▶ **GOAL**: Gather, from the data below, each line in which the word "Company" occurs.

▶ **THE RECORDS**:
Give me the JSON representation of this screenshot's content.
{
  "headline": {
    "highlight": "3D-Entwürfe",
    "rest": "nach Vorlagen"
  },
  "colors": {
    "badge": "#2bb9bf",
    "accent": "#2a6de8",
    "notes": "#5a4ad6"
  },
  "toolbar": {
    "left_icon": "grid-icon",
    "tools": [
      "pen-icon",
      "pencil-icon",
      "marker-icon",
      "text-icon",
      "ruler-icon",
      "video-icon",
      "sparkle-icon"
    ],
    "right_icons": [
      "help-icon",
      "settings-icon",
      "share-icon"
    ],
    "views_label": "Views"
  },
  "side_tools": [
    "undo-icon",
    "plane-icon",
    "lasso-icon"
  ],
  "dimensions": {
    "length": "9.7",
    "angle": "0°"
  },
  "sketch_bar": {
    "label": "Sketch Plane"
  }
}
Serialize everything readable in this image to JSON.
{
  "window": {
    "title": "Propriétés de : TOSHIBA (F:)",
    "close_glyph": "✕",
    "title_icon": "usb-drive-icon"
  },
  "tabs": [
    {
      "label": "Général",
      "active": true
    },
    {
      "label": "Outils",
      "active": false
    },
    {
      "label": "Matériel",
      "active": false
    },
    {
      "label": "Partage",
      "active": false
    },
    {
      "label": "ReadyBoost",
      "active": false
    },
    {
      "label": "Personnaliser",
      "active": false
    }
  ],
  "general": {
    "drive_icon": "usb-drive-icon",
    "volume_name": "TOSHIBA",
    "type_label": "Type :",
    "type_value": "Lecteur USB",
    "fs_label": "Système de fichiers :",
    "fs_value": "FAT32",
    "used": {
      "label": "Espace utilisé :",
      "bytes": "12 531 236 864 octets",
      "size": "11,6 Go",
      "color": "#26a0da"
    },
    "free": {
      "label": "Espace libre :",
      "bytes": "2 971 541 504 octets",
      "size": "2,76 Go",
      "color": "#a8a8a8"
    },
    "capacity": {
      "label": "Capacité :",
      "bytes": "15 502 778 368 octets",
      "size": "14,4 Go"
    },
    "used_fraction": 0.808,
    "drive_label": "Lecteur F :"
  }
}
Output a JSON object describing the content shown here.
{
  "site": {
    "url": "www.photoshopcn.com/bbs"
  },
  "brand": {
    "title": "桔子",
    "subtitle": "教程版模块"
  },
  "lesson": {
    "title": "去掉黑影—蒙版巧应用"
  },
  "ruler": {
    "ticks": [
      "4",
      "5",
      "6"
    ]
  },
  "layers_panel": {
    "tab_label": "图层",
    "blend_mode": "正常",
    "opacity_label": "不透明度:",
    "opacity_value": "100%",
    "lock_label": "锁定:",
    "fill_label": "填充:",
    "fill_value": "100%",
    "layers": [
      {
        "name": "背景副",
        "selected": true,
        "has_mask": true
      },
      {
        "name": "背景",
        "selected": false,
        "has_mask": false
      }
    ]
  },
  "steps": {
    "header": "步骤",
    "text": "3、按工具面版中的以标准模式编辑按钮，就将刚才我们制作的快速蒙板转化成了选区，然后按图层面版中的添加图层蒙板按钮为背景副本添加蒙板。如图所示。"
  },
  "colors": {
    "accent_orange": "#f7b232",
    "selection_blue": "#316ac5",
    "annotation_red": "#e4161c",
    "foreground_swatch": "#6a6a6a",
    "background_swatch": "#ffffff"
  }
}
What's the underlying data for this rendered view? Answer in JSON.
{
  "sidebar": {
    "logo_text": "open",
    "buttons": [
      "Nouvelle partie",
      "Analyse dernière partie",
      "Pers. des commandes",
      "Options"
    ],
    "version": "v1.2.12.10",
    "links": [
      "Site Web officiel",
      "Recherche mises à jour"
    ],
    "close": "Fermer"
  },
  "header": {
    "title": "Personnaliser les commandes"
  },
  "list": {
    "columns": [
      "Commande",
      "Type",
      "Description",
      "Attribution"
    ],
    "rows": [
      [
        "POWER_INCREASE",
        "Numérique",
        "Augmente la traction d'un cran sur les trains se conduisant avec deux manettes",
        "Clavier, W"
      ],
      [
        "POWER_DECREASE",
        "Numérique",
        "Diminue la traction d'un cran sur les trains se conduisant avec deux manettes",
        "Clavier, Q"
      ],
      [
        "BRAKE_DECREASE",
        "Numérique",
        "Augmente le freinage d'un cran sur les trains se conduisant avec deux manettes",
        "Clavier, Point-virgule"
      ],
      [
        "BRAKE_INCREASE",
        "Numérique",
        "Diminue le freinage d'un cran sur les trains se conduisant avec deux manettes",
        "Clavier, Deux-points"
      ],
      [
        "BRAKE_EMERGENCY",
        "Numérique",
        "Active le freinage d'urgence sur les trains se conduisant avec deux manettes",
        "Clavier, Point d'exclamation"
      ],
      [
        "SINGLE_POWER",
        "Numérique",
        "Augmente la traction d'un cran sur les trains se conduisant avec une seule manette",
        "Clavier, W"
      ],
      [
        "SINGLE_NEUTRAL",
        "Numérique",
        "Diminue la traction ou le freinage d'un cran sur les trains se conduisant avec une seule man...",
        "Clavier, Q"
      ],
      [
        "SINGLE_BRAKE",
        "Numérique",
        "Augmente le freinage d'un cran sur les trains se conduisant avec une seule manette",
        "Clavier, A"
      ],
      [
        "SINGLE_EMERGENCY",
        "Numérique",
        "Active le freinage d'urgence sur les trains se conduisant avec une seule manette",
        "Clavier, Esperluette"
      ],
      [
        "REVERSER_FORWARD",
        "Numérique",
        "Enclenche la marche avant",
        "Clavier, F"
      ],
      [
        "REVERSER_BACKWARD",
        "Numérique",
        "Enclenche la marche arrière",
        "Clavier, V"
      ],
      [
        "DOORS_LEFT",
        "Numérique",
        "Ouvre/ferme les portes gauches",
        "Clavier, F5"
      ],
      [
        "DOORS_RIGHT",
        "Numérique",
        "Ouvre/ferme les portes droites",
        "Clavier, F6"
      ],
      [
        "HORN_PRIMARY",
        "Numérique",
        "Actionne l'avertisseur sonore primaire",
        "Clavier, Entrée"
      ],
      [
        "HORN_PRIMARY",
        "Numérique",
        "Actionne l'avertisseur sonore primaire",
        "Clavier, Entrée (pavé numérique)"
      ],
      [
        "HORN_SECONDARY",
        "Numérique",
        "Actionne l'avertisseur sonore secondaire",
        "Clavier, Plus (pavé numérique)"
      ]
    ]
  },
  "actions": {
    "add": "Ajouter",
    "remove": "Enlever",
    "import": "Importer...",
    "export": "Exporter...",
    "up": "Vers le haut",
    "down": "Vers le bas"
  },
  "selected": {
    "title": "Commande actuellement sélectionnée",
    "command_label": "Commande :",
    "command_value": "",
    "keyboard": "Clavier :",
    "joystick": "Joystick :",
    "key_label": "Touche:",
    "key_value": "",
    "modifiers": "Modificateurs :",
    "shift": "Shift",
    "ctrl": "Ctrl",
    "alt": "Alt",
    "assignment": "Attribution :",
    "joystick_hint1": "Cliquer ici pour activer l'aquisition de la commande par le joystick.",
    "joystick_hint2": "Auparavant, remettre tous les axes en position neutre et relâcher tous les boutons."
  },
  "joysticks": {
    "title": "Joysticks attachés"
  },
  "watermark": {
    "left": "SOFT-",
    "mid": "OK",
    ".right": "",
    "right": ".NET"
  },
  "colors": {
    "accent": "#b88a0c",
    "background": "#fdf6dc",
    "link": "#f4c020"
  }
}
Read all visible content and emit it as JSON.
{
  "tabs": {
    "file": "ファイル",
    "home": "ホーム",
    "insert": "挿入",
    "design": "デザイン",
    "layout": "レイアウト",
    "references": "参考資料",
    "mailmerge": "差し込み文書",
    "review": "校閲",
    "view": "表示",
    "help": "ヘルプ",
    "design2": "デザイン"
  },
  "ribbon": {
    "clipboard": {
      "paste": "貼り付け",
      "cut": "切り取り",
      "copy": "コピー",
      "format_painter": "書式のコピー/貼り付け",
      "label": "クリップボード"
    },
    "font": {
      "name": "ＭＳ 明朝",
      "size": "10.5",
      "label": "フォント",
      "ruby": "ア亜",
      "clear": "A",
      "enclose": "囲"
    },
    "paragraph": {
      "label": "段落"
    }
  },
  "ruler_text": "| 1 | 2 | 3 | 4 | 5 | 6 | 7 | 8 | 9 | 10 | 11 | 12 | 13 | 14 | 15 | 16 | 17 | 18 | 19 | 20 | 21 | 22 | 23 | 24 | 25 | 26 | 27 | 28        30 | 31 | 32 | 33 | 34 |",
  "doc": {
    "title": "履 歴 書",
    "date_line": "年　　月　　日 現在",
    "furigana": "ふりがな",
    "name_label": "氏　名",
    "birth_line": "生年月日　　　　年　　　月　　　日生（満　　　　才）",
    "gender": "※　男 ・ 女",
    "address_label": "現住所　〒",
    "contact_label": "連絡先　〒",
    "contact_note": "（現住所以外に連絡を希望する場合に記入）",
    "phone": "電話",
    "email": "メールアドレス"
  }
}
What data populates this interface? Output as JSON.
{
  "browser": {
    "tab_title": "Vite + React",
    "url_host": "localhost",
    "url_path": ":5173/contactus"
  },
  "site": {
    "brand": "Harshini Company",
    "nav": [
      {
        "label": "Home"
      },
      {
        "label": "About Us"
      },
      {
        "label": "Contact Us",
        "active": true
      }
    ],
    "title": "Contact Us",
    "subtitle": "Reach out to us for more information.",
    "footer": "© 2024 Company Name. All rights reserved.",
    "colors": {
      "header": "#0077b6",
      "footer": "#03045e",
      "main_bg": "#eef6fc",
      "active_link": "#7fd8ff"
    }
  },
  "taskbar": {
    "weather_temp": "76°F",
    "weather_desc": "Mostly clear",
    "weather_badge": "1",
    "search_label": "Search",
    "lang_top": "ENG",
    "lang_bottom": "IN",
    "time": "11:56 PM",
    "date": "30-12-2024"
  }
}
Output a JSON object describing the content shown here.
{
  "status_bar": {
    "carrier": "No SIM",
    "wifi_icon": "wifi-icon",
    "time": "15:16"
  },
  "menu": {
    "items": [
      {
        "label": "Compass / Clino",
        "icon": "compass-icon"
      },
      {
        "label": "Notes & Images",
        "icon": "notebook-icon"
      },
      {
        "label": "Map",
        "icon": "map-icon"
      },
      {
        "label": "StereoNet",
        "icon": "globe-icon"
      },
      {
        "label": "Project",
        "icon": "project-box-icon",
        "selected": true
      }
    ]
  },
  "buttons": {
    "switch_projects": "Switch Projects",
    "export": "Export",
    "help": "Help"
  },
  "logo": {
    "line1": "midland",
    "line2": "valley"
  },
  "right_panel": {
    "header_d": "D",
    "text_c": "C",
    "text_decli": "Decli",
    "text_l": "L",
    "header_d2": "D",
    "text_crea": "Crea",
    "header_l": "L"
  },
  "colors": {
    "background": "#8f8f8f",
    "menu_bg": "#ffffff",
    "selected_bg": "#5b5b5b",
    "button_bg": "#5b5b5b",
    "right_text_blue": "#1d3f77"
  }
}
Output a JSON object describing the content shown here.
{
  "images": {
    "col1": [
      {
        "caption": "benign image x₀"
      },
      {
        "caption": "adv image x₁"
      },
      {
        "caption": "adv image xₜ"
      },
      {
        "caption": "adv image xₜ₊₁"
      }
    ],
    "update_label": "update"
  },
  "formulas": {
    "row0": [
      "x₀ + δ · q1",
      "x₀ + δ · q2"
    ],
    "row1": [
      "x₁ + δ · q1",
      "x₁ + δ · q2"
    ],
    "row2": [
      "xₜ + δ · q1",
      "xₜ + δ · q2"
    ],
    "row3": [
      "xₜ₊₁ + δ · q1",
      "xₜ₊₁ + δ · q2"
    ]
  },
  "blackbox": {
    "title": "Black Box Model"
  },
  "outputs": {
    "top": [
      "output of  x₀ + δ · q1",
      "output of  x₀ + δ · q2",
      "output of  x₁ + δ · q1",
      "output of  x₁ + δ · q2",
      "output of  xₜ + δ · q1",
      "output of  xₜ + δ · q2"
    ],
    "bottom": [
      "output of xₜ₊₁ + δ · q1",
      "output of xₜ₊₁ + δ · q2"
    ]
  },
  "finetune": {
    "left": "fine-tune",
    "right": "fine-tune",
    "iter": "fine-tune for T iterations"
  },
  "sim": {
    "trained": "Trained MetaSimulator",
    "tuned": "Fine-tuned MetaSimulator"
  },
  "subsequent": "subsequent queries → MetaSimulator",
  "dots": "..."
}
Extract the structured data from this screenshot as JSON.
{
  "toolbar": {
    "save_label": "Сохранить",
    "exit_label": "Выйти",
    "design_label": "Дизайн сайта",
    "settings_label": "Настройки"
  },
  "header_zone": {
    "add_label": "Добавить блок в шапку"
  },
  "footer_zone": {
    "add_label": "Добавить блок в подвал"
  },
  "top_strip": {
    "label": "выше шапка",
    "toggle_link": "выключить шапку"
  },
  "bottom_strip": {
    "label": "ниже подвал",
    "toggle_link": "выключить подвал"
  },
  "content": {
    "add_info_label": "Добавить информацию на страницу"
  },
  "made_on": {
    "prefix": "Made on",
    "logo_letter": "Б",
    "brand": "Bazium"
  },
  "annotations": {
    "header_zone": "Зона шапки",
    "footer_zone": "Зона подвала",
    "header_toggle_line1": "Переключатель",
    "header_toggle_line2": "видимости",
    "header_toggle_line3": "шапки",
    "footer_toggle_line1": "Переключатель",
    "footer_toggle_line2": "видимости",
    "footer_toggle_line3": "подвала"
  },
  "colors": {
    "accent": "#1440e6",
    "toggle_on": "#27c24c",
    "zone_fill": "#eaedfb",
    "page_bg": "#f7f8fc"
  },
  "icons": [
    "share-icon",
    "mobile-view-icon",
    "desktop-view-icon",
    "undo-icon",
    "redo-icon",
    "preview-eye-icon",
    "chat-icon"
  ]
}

▶ **CORRECT OUTPUT**:
    "brand": "Harshini Company",
    "footer": "© 2024 Company Name. All rights reserved.",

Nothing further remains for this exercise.